> _TASK OBJECTIVE_
Omit every picture and output the rest of the records exactly as they are.

> _Dataset listings of figures_
* BEGIN *
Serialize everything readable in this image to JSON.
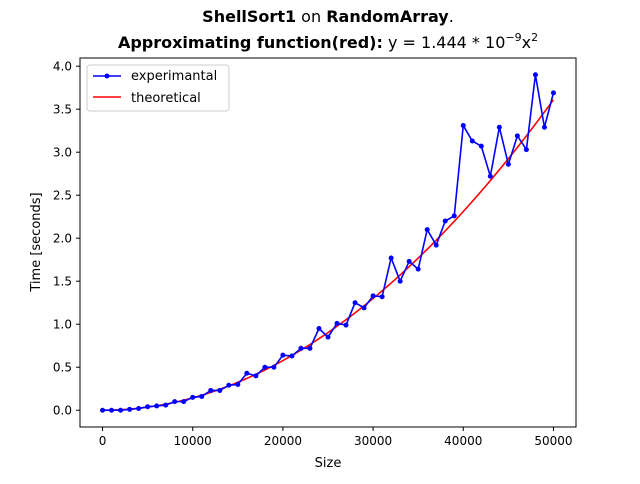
{
  "chart_data": {
    "type": "line",
    "title": {
      "line1": {
        "algo": "ShellSort1",
        "on": " on ",
        "input": "RandomArray",
        "end": "."
      },
      "line2": {
        "label": "Approximating function(red)",
        "colon": ":",
        "formula_pre": " y = 1.444 * 10",
        "exp1": "−9",
        "formula_mid": "x",
        "exp2": "2"
      }
    },
    "xlabel": "Size",
    "ylabel": "Time [seconds]",
    "xlim": [
      -2500,
      52500
    ],
    "ylim": [
      -0.195,
      4.095
    ],
    "xticks": [
      0,
      10000,
      20000,
      30000,
      40000,
      50000
    ],
    "xtick_labels": [
      "0",
      "10000",
      "20000",
      "30000",
      "40000",
      "50000"
    ],
    "yticks": [
      0,
      0.5,
      1,
      1.5,
      2,
      2.5,
      3,
      3.5,
      4
    ],
    "ytick_labels": [
      "0.0",
      "0.5",
      "1.0",
      "1.5",
      "2.0",
      "2.5",
      "3.0",
      "3.5",
      "4.0"
    ],
    "grid": false,
    "legend_position": "top-left",
    "series": [
      {
        "name": "experimantal",
        "color": "#0000ff",
        "marker": "dot",
        "x": [
          0,
          1000,
          2000,
          3000,
          4000,
          5000,
          6000,
          7000,
          8000,
          9000,
          10000,
          11000,
          12000,
          13000,
          14000,
          15000,
          16000,
          17000,
          18000,
          19000,
          20000,
          21000,
          22000,
          23000,
          24000,
          25000,
          26000,
          27000,
          28000,
          29000,
          30000,
          31000,
          32000,
          33000,
          34000,
          35000,
          36000,
          37000,
          38000,
          39000,
          40000,
          41000,
          42000,
          43000,
          44000,
          45000,
          46000,
          47000,
          48000,
          49000,
          50000
        ],
        "y": [
          0.0,
          0.0,
          0.0,
          0.01,
          0.02,
          0.04,
          0.05,
          0.06,
          0.1,
          0.1,
          0.15,
          0.16,
          0.23,
          0.23,
          0.29,
          0.3,
          0.43,
          0.4,
          0.5,
          0.5,
          0.64,
          0.63,
          0.72,
          0.72,
          0.95,
          0.85,
          1.01,
          0.99,
          1.25,
          1.19,
          1.33,
          1.32,
          1.77,
          1.5,
          1.73,
          1.64,
          2.1,
          1.92,
          2.2,
          2.26,
          3.31,
          3.13,
          3.07,
          2.72,
          3.29,
          2.86,
          3.19,
          3.03,
          3.9,
          3.29,
          3.69
        ]
      },
      {
        "name": "theoretical",
        "color": "#ff0000",
        "marker": "none",
        "formula": "y = 1.444e-9 * x^2",
        "coef": 1.444e-09,
        "x_range": [
          0,
          50000
        ]
      }
    ]
  }
}
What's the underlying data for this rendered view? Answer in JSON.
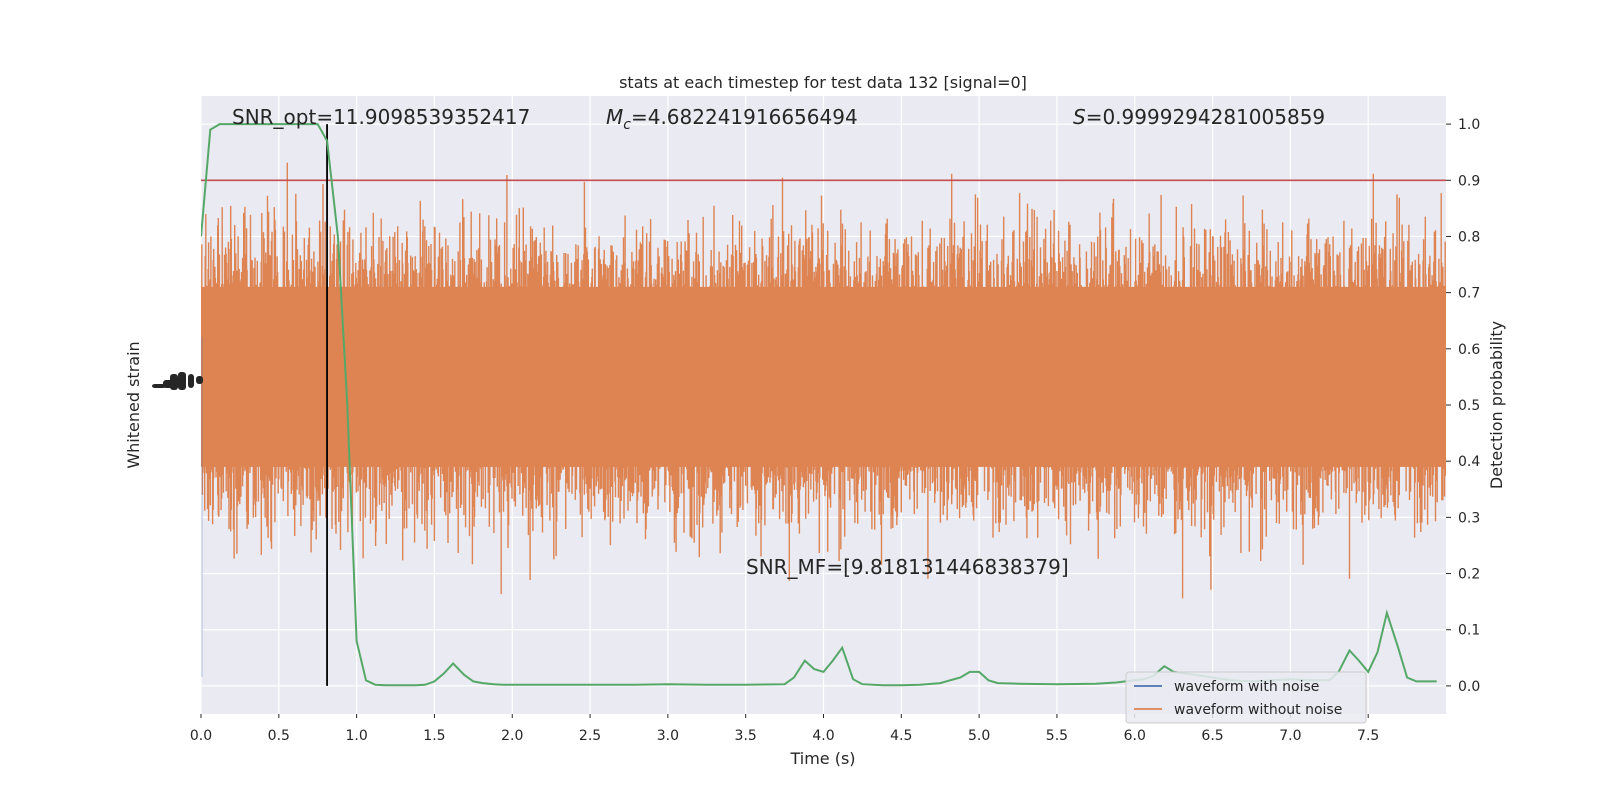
{
  "chart_data": {
    "type": "line",
    "title": "stats at each timestep for test data 132 [signal=0]",
    "xlabel": "Time (s)",
    "ylabel_left": "Whitened strain",
    "ylabel_right": "Detection probability",
    "xlim": [
      0.0,
      8.0
    ],
    "ylim_right": [
      -0.05,
      1.05
    ],
    "x_ticks": [
      "0.0",
      "0.5",
      "1.0",
      "1.5",
      "2.0",
      "2.5",
      "3.0",
      "3.5",
      "4.0",
      "4.5",
      "5.0",
      "5.5",
      "6.0",
      "6.5",
      "7.0",
      "7.5"
    ],
    "y_right_ticks": [
      "0.0",
      "0.1",
      "0.2",
      "0.3",
      "0.4",
      "0.5",
      "0.6",
      "0.7",
      "0.8",
      "0.9",
      "1.0"
    ],
    "annotations": {
      "snr_opt": "SNR_opt=11.9098539352417",
      "mc_symbol": "M",
      "mc_sub": "c",
      "mc_value": "=4.682241916656494",
      "s_symbol": "S",
      "s_value": "=0.9999294281005859",
      "snr_mf": "SNR_MF=[9.818131446838379]"
    },
    "threshold_line": 0.9,
    "vertical_marker_x": 0.81,
    "series": [
      {
        "name": "waveform with noise",
        "color": "#4c72b0"
      },
      {
        "name": "waveform without noise",
        "color": "#dd8452"
      }
    ],
    "detection_probability": {
      "color": "#55a868",
      "x": [
        0.0,
        0.06,
        0.12,
        0.19,
        0.25,
        0.31,
        0.38,
        0.44,
        0.5,
        0.56,
        0.62,
        0.69,
        0.75,
        0.81,
        0.88,
        0.94,
        1.0,
        1.06,
        1.12,
        1.19,
        1.25,
        1.31,
        1.38,
        1.44,
        1.5,
        1.56,
        1.62,
        1.69,
        1.75,
        1.81,
        1.88,
        1.94,
        2.0,
        2.25,
        2.5,
        2.75,
        3.0,
        3.25,
        3.5,
        3.75,
        3.81,
        3.88,
        3.94,
        4.0,
        4.06,
        4.12,
        4.19,
        4.25,
        4.38,
        4.5,
        4.62,
        4.75,
        4.88,
        4.94,
        5.0,
        5.06,
        5.12,
        5.25,
        5.5,
        5.75,
        5.88,
        6.0,
        6.06,
        6.12,
        6.19,
        6.25,
        6.38,
        6.5,
        6.62,
        6.75,
        6.88,
        7.0,
        7.12,
        7.25,
        7.31,
        7.38,
        7.44,
        7.5,
        7.56,
        7.62,
        7.69,
        7.75,
        7.81,
        7.88,
        7.94
      ],
      "y": [
        0.8,
        0.99,
        1.0,
        1.0,
        1.0,
        1.0,
        1.0,
        1.0,
        1.0,
        1.0,
        1.0,
        1.0,
        1.0,
        0.97,
        0.8,
        0.5,
        0.08,
        0.01,
        0.002,
        0.001,
        0.001,
        0.001,
        0.001,
        0.002,
        0.008,
        0.022,
        0.04,
        0.02,
        0.008,
        0.005,
        0.003,
        0.002,
        0.002,
        0.002,
        0.002,
        0.002,
        0.003,
        0.002,
        0.002,
        0.003,
        0.015,
        0.045,
        0.03,
        0.025,
        0.045,
        0.068,
        0.012,
        0.003,
        0.001,
        0.001,
        0.002,
        0.005,
        0.015,
        0.025,
        0.025,
        0.01,
        0.005,
        0.004,
        0.003,
        0.004,
        0.006,
        0.01,
        0.012,
        0.018,
        0.035,
        0.025,
        0.02,
        0.015,
        0.01,
        0.008,
        0.01,
        0.012,
        0.01,
        0.01,
        0.025,
        0.063,
        0.045,
        0.025,
        0.06,
        0.13,
        0.07,
        0.015,
        0.008,
        0.008,
        0.008
      ]
    },
    "legend_position": "lower-right",
    "grid": true
  }
}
* END *
> _COMPLETED EXERCISE_
Serialize everything readable in this image to JSON.
{
  "chart_data": {
    "type": "line",
    "title": {
      "line1": {
        "algo": "ShellSort1",
        "on": " on ",
        "input": "RandomArray",
        "end": "."
      },
      "line2": {
        "label": "Approximating function(red)",
        "colon": ":",
        "formula_pre": " y = 1.444 * 10",
        "exp1": "−9",
        "formula_mid": "x",
        "exp2": "2"
      }
    },
    "xlabel": "Size",
    "ylabel": "Time [seconds]",
    "xlim": [
      -2500,
      52500
    ],
    "ylim": [
      -0.195,
      4.095
    ],
    "xticks": [
      0,
      10000,
      20000,
      30000,
      40000,
      50000
    ],
    "xtick_labels": [
      "0",
      "10000",
      "20000",
      "30000",
      "40000",
      "50000"
    ],
    "yticks": [
      0,
      0.5,
      1,
      1.5,
      2,
      2.5,
      3,
      3.5,
      4
    ],
    "ytick_labels": [
      "0.0",
      "0.5",
      "1.0",
      "1.5",
      "2.0",
      "2.5",
      "3.0",
      "3.5",
      "4.0"
    ],
    "grid": false,
    "legend_position": "top-left",
    "series": [
      {
        "name": "experimantal",
        "color": "#0000ff",
        "marker": "dot",
        "x": [
          0,
          1000,
          2000,
          3000,
          4000,
          5000,
          6000,
          7000,
          8000,
          9000,
          10000,
          11000,
          12000,
          13000,
          14000,
          15000,
          16000,
          17000,
          18000,
          19000,
          20000,
          21000,
          22000,
          23000,
          24000,
          25000,
          26000,
          27000,
          28000,
          29000,
          30000,
          31000,
          32000,
          33000,
          34000,
          35000,
          36000,
          37000,
          38000,
          39000,
          40000,
          41000,
          42000,
          43000,
          44000,
          45000,
          46000,
          47000,
          48000,
          49000,
          50000
        ],
        "y": [
          0.0,
          0.0,
          0.0,
          0.01,
          0.02,
          0.04,
          0.05,
          0.06,
          0.1,
          0.1,
          0.15,
          0.16,
          0.23,
          0.23,
          0.29,
          0.3,
          0.43,
          0.4,
          0.5,
          0.5,
          0.64,
          0.63,
          0.72,
          0.72,
          0.95,
          0.85,
          1.01,
          0.99,
          1.25,
          1.19,
          1.33,
          1.32,
          1.77,
          1.5,
          1.73,
          1.64,
          2.1,
          1.92,
          2.2,
          2.26,
          3.31,
          3.13,
          3.07,
          2.72,
          3.29,
          2.86,
          3.19,
          3.03,
          3.9,
          3.29,
          3.69
        ]
      },
      {
        "name": "theoretical",
        "color": "#ff0000",
        "marker": "none",
        "formula": "y = 1.444e-9 * x^2",
        "coef": 1.444e-09,
        "x_range": [
          0,
          50000
        ]
      }
    ]
  }
}
What's the underlying data for this rendered view? Answer in JSON.
{
  "chart_data": {
    "type": "line",
    "title": "stats at each timestep for test data 132 [signal=0]",
    "xlabel": "Time (s)",
    "ylabel_left": "Whitened strain",
    "ylabel_right": "Detection probability",
    "xlim": [
      0.0,
      8.0
    ],
    "ylim_right": [
      -0.05,
      1.05
    ],
    "x_ticks": [
      "0.0",
      "0.5",
      "1.0",
      "1.5",
      "2.0",
      "2.5",
      "3.0",
      "3.5",
      "4.0",
      "4.5",
      "5.0",
      "5.5",
      "6.0",
      "6.5",
      "7.0",
      "7.5"
    ],
    "y_right_ticks": [
      "0.0",
      "0.1",
      "0.2",
      "0.3",
      "0.4",
      "0.5",
      "0.6",
      "0.7",
      "0.8",
      "0.9",
      "1.0"
    ],
    "annotations": {
      "snr_opt": "SNR_opt=11.9098539352417",
      "mc_symbol": "M",
      "mc_sub": "c",
      "mc_value": "=4.682241916656494",
      "s_symbol": "S",
      "s_value": "=0.9999294281005859",
      "snr_mf": "SNR_MF=[9.818131446838379]"
    },
    "threshold_line": 0.9,
    "vertical_marker_x": 0.81,
    "series": [
      {
        "name": "waveform with noise",
        "color": "#4c72b0"
      },
      {
        "name": "waveform without noise",
        "color": "#dd8452"
      }
    ],
    "detection_probability": {
      "color": "#55a868",
      "x": [
        0.0,
        0.06,
        0.12,
        0.19,
        0.25,
        0.31,
        0.38,
        0.44,
        0.5,
        0.56,
        0.62,
        0.69,
        0.75,
        0.81,
        0.88,
        0.94,
        1.0,
        1.06,
        1.12,
        1.19,
        1.25,
        1.31,
        1.38,
        1.44,
        1.5,
        1.56,
        1.62,
        1.69,
        1.75,
        1.81,
        1.88,
        1.94,
        2.0,
        2.25,
        2.5,
        2.75,
        3.0,
        3.25,
        3.5,
        3.75,
        3.81,
        3.88,
        3.94,
        4.0,
        4.06,
        4.12,
        4.19,
        4.25,
        4.38,
        4.5,
        4.62,
        4.75,
        4.88,
        4.94,
        5.0,
        5.06,
        5.12,
        5.25,
        5.5,
        5.75,
        5.88,
        6.0,
        6.06,
        6.12,
        6.19,
        6.25,
        6.38,
        6.5,
        6.62,
        6.75,
        6.88,
        7.0,
        7.12,
        7.25,
        7.31,
        7.38,
        7.44,
        7.5,
        7.56,
        7.62,
        7.69,
        7.75,
        7.81,
        7.88,
        7.94
      ],
      "y": [
        0.8,
        0.99,
        1.0,
        1.0,
        1.0,
        1.0,
        1.0,
        1.0,
        1.0,
        1.0,
        1.0,
        1.0,
        1.0,
        0.97,
        0.8,
        0.5,
        0.08,
        0.01,
        0.002,
        0.001,
        0.001,
        0.001,
        0.001,
        0.002,
        0.008,
        0.022,
        0.04,
        0.02,
        0.008,
        0.005,
        0.003,
        0.002,
        0.002,
        0.002,
        0.002,
        0.002,
        0.003,
        0.002,
        0.002,
        0.003,
        0.015,
        0.045,
        0.03,
        0.025,
        0.045,
        0.068,
        0.012,
        0.003,
        0.001,
        0.001,
        0.002,
        0.005,
        0.015,
        0.025,
        0.025,
        0.01,
        0.005,
        0.004,
        0.003,
        0.004,
        0.006,
        0.01,
        0.012,
        0.018,
        0.035,
        0.025,
        0.02,
        0.015,
        0.01,
        0.008,
        0.01,
        0.012,
        0.01,
        0.01,
        0.025,
        0.063,
        0.045,
        0.025,
        0.06,
        0.13,
        0.07,
        0.015,
        0.008,
        0.008,
        0.008
      ]
    },
    "legend_position": "lower-right",
    "grid": true
  }
}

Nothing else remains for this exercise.